Task goal =
Copy all the material that follows, keeping every character the same.

— START OF Data supplied —

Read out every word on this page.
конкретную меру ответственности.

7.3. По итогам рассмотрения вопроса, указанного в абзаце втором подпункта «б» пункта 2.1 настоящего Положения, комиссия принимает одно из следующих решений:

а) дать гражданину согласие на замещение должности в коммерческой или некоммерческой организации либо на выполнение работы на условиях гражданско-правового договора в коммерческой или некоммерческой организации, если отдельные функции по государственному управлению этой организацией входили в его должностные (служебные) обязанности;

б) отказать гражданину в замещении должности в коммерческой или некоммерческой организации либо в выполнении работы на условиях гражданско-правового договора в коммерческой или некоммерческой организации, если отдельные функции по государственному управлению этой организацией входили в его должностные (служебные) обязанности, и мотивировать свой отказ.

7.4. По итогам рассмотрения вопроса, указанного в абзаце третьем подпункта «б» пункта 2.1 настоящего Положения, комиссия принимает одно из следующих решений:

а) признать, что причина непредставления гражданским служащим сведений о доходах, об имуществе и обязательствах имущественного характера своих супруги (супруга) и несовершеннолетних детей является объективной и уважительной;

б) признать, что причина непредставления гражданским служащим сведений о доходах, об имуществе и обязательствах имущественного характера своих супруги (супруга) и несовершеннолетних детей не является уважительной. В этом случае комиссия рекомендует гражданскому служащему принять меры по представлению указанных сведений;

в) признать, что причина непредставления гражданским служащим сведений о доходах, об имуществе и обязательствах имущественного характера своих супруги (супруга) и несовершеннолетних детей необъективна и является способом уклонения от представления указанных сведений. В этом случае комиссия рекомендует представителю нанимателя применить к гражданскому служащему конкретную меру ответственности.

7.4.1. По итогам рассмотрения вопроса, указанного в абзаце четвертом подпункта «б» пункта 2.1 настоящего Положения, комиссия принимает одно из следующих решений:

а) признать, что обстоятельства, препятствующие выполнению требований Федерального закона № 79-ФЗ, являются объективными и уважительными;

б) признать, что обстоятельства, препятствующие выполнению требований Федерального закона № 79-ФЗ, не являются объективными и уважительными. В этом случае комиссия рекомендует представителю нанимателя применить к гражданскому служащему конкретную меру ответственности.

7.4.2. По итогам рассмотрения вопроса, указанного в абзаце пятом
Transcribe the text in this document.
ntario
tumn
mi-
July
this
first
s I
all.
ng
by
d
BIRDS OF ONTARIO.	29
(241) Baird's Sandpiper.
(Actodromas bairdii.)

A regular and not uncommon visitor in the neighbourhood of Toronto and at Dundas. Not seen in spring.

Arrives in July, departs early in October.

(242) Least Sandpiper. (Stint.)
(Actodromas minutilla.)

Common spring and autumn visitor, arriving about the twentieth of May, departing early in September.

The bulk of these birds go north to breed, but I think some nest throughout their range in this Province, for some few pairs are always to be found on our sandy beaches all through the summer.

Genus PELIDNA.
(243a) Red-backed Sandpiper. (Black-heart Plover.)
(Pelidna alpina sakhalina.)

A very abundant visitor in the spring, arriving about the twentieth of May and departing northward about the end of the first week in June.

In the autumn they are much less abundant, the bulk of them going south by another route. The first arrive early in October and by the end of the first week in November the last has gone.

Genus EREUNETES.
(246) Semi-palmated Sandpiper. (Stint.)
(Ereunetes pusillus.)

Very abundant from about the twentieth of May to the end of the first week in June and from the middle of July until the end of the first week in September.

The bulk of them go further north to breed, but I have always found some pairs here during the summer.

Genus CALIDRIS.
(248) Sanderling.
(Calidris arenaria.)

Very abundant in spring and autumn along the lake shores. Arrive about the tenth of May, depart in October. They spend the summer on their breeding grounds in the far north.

— END OF Data supplied —

Written response =
Read out every word on this page.
конкретную меру ответственности.

7.3. По итогам рассмотрения вопроса, указанного в абзаце втором подпункта «б» пункта 2.1 настоящего Положения, комиссия принимает одно из следующих решений:

а) дать гражданину согласие на замещение должности в коммерческой или некоммерческой организации либо на выполнение работы на условиях гражданско-правового договора в коммерческой или некоммерческой организации, если отдельные функции по государственному управлению этой организацией входили в его должностные (служебные) обязанности;

б) отказать гражданину в замещении должности в коммерческой или некоммерческой организации либо в выполнении работы на условиях гражданско-правового договора в коммерческой или некоммерческой организации, если отдельные функции по государственному управлению этой организацией входили в его должностные (служебные) обязанности, и мотивировать свой отказ.

7.4. По итогам рассмотрения вопроса, указанного в абзаце третьем подпункта «б» пункта 2.1 настоящего Положения, комиссия принимает одно из следующих решений:

а) признать, что причина непредставления гражданским служащим сведений о доходах, об имуществе и обязательствах имущественного характера своих супруги (супруга) и несовершеннолетних детей является объективной и уважительной;

б) признать, что причина непредставления гражданским служащим сведений о доходах, об имуществе и обязательствах имущественного характера своих супруги (супруга) и несовершеннолетних детей не является уважительной. В этом случае комиссия рекомендует гражданскому служащему принять меры по представлению указанных сведений;

в) признать, что причина непредставления гражданским служащим сведений о доходах, об имуществе и обязательствах имущественного характера своих супруги (супруга) и несовершеннолетних детей необъективна и является способом уклонения от представления указанных сведений. В этом случае комиссия рекомендует представителю нанимателя применить к гражданскому служащему конкретную меру ответственности.

7.4.1. По итогам рассмотрения вопроса, указанного в абзаце четвертом подпункта «б» пункта 2.1 настоящего Положения, комиссия принимает одно из следующих решений:

а) признать, что обстоятельства, препятствующие выполнению требований Федерального закона № 79-ФЗ, являются объективными и уважительными;

б) признать, что обстоятельства, препятствующие выполнению требований Федерального закона № 79-ФЗ, не являются объективными и уважительными. В этом случае комиссия рекомендует представителю нанимателя применить к гражданскому служащему конкретную меру ответственности.

7.4.2. По итогам рассмотрения вопроса, указанного в абзаце пятом
Transcribe the text in this document.
ntario
tumn
mi-
July
this
first
s I
all.
ng
by
d
BIRDS OF ONTARIO.	29
(241) Baird's Sandpiper.
(Actodromas bairdii.)

A regular and not uncommon visitor in the neighbourhood of Toronto and at Dundas. Not seen in spring.

Arrives in July, departs early in October.

(242) Least Sandpiper. (Stint.)
(Actodromas minutilla.)

Common spring and autumn visitor, arriving about the twentieth of May, departing early in September.

The bulk of these birds go north to breed, but I think some nest throughout their range in this Province, for some few pairs are always to be found on our sandy beaches all through the summer.

Genus PELIDNA.
(243a) Red-backed Sandpiper. (Black-heart Plover.)
(Pelidna alpina sakhalina.)

A very abundant visitor in the spring, arriving about the twentieth of May and departing northward about the end of the first week in June.

In the autumn they are much less abundant, the bulk of them going south by another route. The first arrive early in October and by the end of the first week in November the last has gone.

Genus EREUNETES.
(246) Semi-palmated Sandpiper. (Stint.)
(Ereunetes pusillus.)

Very abundant from about the twentieth of May to the end of the first week in June and from the middle of July until the end of the first week in September.

The bulk of them go further north to breed, but I have always found some pairs here during the summer.

Genus CALIDRIS.
(248) Sanderling.
(Calidris arenaria.)

Very abundant in spring and autumn along the lake shores. Arrive about the tenth of May, depart in October. They spend the summer on their breeding grounds in the far north.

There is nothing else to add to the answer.